-- START OF Provided records --
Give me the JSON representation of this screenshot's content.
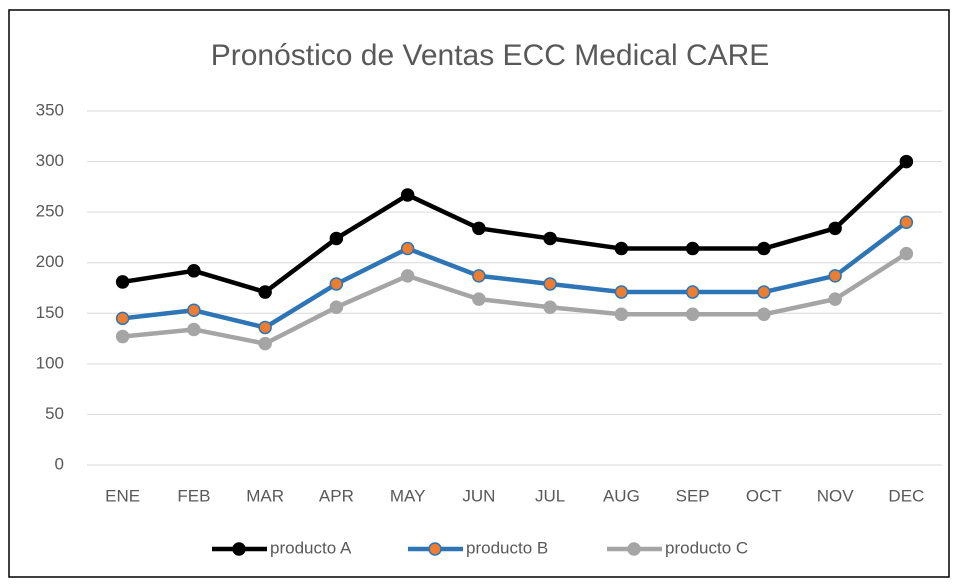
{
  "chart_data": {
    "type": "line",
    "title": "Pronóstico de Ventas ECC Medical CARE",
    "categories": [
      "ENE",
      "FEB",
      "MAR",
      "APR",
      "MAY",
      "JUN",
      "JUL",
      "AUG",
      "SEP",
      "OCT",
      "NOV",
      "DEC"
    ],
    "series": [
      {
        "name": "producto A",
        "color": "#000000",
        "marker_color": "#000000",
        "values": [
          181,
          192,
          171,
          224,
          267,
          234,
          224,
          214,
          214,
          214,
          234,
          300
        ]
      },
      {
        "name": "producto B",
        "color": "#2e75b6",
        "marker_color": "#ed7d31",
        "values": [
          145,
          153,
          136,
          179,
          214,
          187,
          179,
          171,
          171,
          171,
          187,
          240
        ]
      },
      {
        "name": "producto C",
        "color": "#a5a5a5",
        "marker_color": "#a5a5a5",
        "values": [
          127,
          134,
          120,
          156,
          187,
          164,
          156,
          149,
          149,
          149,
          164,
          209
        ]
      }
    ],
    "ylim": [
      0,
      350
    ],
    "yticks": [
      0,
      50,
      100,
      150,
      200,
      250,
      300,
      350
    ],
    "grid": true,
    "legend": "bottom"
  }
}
-- END OF Provided records --
> [Work to do]: Make an exact copy of all the material, but keep the pictures out of it.

> [Output for this task]:
Give me the JSON representation of this screenshot's content.
{
  "chart_data": {
    "type": "line",
    "title": "Pronóstico de Ventas ECC Medical CARE",
    "categories": [
      "ENE",
      "FEB",
      "MAR",
      "APR",
      "MAY",
      "JUN",
      "JUL",
      "AUG",
      "SEP",
      "OCT",
      "NOV",
      "DEC"
    ],
    "series": [
      {
        "name": "producto A",
        "color": "#000000",
        "marker_color": "#000000",
        "values": [
          181,
          192,
          171,
          224,
          267,
          234,
          224,
          214,
          214,
          214,
          234,
          300
        ]
      },
      {
        "name": "producto B",
        "color": "#2e75b6",
        "marker_color": "#ed7d31",
        "values": [
          145,
          153,
          136,
          179,
          214,
          187,
          179,
          171,
          171,
          171,
          187,
          240
        ]
      },
      {
        "name": "producto C",
        "color": "#a5a5a5",
        "marker_color": "#a5a5a5",
        "values": [
          127,
          134,
          120,
          156,
          187,
          164,
          156,
          149,
          149,
          149,
          164,
          209
        ]
      }
    ],
    "ylim": [
      0,
      350
    ],
    "yticks": [
      0,
      50,
      100,
      150,
      200,
      250,
      300,
      350
    ],
    "grid": true,
    "legend": "bottom"
  }
}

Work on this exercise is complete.